Goal ▸ Copy out all the items below, changing each "carousel-dot" to "slide-dot" and leaving everything else the same.

Available records ▸

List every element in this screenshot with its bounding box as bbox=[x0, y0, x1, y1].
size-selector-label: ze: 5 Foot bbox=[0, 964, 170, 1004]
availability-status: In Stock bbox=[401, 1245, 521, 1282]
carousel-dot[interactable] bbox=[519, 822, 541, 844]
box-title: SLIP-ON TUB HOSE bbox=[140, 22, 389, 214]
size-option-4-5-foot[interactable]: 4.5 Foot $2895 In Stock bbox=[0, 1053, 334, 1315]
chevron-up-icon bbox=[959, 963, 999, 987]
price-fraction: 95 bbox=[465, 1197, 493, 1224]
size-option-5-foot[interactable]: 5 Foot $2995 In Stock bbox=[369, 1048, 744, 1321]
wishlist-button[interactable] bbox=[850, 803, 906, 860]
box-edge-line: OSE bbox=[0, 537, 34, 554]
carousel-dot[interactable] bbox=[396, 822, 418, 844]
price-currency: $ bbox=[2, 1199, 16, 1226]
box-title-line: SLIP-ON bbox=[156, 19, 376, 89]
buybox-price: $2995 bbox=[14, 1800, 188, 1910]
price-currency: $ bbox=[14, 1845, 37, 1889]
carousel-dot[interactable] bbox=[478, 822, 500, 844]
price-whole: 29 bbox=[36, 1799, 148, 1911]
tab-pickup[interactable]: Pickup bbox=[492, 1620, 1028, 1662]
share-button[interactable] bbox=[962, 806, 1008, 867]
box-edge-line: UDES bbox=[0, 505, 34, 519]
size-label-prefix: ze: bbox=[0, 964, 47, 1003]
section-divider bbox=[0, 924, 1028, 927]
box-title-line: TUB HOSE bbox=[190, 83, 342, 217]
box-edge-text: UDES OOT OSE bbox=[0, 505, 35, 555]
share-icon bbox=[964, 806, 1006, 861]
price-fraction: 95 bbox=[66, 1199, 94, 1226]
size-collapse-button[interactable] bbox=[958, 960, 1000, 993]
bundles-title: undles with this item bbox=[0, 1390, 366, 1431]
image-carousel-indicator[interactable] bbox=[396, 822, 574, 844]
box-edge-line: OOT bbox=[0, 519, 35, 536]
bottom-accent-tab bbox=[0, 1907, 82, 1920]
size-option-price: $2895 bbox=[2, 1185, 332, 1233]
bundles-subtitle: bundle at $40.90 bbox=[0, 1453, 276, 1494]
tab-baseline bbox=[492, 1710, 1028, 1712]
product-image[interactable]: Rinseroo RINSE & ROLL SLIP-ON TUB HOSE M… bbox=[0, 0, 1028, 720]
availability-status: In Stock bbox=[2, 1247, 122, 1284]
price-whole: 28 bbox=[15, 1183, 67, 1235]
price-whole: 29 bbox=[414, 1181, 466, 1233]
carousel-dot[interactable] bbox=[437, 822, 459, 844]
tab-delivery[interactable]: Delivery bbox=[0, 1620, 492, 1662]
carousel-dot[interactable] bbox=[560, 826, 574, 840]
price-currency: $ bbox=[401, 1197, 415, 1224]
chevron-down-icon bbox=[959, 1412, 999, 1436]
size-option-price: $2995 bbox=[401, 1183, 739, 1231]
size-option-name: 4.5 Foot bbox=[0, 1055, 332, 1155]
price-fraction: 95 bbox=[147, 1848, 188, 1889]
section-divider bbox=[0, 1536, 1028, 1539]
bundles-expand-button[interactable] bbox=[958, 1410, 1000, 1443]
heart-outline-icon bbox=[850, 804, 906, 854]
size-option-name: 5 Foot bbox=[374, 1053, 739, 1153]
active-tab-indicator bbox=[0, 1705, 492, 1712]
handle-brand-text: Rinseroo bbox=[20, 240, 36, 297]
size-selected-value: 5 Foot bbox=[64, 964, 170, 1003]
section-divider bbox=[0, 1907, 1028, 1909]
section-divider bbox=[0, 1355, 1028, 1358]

Exercise answer ▸
List every element in this screenshot with its bounding box as bbox=[x0, y0, x1, y1].
size-selector-label: ze: 5 Foot bbox=[0, 964, 170, 1004]
availability-status: In Stock bbox=[401, 1245, 521, 1282]
slide-dot[interactable] bbox=[519, 822, 541, 844]
box-title: SLIP-ON TUB HOSE bbox=[140, 22, 389, 214]
size-option-4-5-foot[interactable]: 4.5 Foot $2895 In Stock bbox=[0, 1053, 334, 1315]
chevron-up-icon bbox=[959, 963, 999, 987]
price-fraction: 95 bbox=[465, 1197, 493, 1224]
size-option-5-foot[interactable]: 5 Foot $2995 In Stock bbox=[369, 1048, 744, 1321]
wishlist-button[interactable] bbox=[850, 803, 906, 860]
box-edge-line: OSE bbox=[0, 537, 34, 554]
slide-dot[interactable] bbox=[396, 822, 418, 844]
price-currency: $ bbox=[2, 1199, 16, 1226]
box-title-line: SLIP-ON bbox=[156, 19, 376, 89]
buybox-price: $2995 bbox=[14, 1800, 188, 1910]
price-currency: $ bbox=[14, 1845, 37, 1889]
slide-dot[interactable] bbox=[478, 822, 500, 844]
price-whole: 29 bbox=[36, 1799, 148, 1911]
tab-pickup[interactable]: Pickup bbox=[492, 1620, 1028, 1662]
share-button[interactable] bbox=[962, 806, 1008, 867]
box-edge-line: UDES bbox=[0, 505, 34, 519]
size-label-prefix: ze: bbox=[0, 964, 47, 1003]
section-divider bbox=[0, 924, 1028, 927]
box-title-line: TUB HOSE bbox=[190, 83, 342, 217]
box-edge-text: UDES OOT OSE bbox=[0, 505, 35, 555]
share-icon bbox=[964, 806, 1006, 861]
price-fraction: 95 bbox=[66, 1199, 94, 1226]
size-collapse-button[interactable] bbox=[958, 960, 1000, 993]
bundles-title: undles with this item bbox=[0, 1390, 366, 1431]
image-carousel-indicator[interactable] bbox=[396, 822, 574, 844]
box-edge-line: OOT bbox=[0, 519, 35, 536]
bottom-accent-tab bbox=[0, 1907, 82, 1920]
size-option-price: $2895 bbox=[2, 1185, 332, 1233]
bundles-subtitle: bundle at $40.90 bbox=[0, 1453, 276, 1494]
tab-baseline bbox=[492, 1710, 1028, 1712]
product-image[interactable]: Rinseroo RINSE & ROLL SLIP-ON TUB HOSE M… bbox=[0, 0, 1028, 720]
availability-status: In Stock bbox=[2, 1247, 122, 1284]
price-whole: 28 bbox=[15, 1183, 67, 1235]
price-whole: 29 bbox=[414, 1181, 466, 1233]
slide-dot[interactable] bbox=[437, 822, 459, 844]
tab-delivery[interactable]: Delivery bbox=[0, 1620, 492, 1662]
slide-dot[interactable] bbox=[560, 826, 574, 840]
price-currency: $ bbox=[401, 1197, 415, 1224]
chevron-down-icon bbox=[959, 1412, 999, 1436]
size-option-price: $2995 bbox=[401, 1183, 739, 1231]
size-option-name: 4.5 Foot bbox=[0, 1055, 332, 1155]
price-fraction: 95 bbox=[147, 1848, 188, 1889]
section-divider bbox=[0, 1536, 1028, 1539]
bundles-expand-button[interactable] bbox=[958, 1410, 1000, 1443]
heart-outline-icon bbox=[850, 804, 906, 854]
size-option-name: 5 Foot bbox=[374, 1053, 739, 1153]
active-tab-indicator bbox=[0, 1705, 492, 1712]
handle-brand-text: Rinseroo bbox=[20, 240, 36, 297]
size-selected-value: 5 Foot bbox=[64, 964, 170, 1003]
section-divider bbox=[0, 1907, 1028, 1909]
section-divider bbox=[0, 1355, 1028, 1358]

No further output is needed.